Report how many lines of the records below include the word "kind". Give nothing but the number.
———
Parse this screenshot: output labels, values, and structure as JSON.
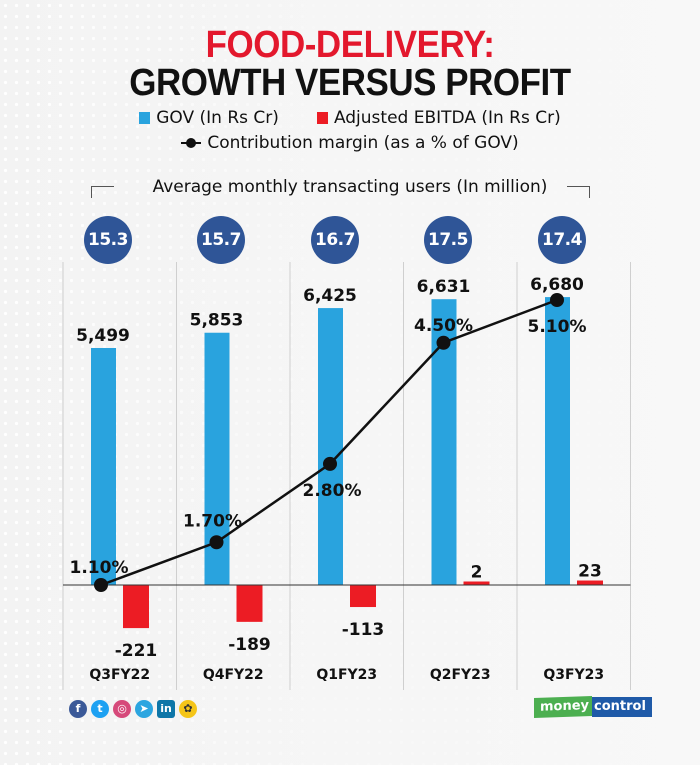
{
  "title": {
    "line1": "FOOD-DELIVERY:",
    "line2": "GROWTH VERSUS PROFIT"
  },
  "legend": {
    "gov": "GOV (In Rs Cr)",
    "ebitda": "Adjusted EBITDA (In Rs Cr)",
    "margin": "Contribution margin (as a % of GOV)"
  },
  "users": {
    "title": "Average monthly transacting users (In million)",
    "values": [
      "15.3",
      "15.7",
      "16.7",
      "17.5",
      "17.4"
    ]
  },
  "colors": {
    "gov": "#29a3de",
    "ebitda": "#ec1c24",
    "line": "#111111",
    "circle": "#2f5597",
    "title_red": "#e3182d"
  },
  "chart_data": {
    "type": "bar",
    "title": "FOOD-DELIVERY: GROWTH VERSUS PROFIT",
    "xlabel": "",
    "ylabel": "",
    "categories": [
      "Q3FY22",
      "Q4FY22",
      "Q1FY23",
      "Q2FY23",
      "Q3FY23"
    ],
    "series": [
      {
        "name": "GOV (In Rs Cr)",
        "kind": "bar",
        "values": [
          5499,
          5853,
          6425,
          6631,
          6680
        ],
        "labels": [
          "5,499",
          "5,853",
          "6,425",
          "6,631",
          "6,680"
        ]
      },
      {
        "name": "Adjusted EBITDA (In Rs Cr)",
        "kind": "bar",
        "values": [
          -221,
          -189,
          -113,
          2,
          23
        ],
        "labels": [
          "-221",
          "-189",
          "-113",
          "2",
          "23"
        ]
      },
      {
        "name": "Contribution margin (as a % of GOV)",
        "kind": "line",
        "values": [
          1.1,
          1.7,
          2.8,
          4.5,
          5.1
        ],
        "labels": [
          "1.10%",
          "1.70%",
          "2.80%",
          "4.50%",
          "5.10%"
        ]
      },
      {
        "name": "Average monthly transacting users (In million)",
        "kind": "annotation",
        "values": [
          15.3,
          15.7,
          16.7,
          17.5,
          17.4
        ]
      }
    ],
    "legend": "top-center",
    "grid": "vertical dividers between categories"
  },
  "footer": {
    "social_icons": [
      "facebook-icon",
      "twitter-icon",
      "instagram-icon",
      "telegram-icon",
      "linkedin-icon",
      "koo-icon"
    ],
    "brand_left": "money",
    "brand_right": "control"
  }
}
———
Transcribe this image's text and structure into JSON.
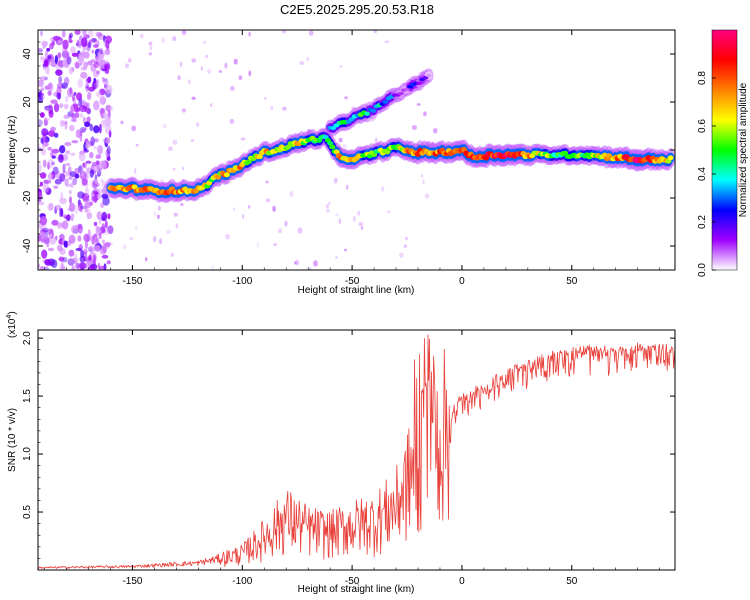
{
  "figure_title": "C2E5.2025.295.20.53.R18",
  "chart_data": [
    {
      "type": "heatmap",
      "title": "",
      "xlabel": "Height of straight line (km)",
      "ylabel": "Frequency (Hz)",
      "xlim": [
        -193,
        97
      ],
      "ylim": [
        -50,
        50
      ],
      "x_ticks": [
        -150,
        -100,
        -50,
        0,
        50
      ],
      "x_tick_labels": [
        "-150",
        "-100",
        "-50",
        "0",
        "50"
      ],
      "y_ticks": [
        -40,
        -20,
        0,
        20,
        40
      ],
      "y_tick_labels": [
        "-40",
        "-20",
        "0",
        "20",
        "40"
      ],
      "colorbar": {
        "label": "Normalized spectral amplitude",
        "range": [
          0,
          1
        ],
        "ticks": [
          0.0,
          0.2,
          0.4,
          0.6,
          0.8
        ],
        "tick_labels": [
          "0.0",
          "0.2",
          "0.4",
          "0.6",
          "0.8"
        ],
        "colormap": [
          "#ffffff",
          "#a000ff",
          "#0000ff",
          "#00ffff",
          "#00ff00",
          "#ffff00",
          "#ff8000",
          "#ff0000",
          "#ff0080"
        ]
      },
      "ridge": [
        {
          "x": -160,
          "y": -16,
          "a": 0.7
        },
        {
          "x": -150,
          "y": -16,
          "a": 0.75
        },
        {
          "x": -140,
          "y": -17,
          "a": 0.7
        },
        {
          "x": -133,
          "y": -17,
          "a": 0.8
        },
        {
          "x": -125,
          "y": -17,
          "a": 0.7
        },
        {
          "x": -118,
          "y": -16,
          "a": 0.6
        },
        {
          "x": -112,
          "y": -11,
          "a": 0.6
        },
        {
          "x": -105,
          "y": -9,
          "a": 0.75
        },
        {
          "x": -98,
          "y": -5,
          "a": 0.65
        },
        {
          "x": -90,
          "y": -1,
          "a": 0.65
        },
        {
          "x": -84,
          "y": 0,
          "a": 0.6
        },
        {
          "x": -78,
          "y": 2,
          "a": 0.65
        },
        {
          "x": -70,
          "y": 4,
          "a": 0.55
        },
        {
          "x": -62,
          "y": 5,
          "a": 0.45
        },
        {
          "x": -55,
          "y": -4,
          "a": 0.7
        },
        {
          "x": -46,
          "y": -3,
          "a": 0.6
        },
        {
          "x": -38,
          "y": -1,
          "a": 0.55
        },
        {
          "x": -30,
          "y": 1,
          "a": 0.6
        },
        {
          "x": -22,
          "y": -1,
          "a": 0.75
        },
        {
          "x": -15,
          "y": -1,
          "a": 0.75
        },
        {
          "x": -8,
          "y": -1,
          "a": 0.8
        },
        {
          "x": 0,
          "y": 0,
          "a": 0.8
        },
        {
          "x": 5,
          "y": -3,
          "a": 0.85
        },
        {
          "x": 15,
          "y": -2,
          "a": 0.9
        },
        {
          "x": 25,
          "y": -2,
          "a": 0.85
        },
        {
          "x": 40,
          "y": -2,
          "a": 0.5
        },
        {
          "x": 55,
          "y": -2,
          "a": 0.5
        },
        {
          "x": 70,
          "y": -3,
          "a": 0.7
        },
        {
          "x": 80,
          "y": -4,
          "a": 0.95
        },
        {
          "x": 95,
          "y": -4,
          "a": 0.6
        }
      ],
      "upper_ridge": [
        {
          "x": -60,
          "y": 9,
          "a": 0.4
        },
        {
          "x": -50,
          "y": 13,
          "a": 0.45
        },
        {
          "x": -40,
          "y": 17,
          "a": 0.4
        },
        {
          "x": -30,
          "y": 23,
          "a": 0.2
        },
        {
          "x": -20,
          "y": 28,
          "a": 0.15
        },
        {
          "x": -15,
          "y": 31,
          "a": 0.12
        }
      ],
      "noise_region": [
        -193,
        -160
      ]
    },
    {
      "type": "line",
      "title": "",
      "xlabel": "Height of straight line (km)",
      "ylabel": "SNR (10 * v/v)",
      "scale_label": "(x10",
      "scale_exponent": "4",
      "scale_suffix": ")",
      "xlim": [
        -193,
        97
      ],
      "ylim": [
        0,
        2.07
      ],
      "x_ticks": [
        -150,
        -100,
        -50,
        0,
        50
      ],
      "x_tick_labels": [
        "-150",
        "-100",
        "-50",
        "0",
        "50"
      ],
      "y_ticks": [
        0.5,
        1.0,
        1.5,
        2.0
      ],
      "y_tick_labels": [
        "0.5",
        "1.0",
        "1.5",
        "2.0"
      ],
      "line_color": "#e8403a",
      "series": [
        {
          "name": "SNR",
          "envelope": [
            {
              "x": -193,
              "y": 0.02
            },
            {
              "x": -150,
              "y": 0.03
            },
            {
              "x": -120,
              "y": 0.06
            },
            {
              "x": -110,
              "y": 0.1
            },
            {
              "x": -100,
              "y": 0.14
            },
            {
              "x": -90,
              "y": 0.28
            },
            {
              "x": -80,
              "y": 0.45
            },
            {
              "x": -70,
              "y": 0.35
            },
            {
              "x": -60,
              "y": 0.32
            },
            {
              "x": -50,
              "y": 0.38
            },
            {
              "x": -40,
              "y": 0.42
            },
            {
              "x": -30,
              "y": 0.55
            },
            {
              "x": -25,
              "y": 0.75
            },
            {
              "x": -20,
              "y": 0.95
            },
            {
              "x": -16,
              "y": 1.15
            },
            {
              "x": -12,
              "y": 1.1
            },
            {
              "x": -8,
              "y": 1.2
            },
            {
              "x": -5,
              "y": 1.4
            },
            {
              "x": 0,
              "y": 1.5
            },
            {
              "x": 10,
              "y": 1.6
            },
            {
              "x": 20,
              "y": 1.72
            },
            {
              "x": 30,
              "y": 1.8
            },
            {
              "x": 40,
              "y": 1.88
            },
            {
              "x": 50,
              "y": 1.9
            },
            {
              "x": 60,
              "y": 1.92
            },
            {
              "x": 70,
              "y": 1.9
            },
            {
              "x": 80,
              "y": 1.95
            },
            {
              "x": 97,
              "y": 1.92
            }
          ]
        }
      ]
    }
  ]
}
———
◆ SOLUTION TO THIS TASK ◆
4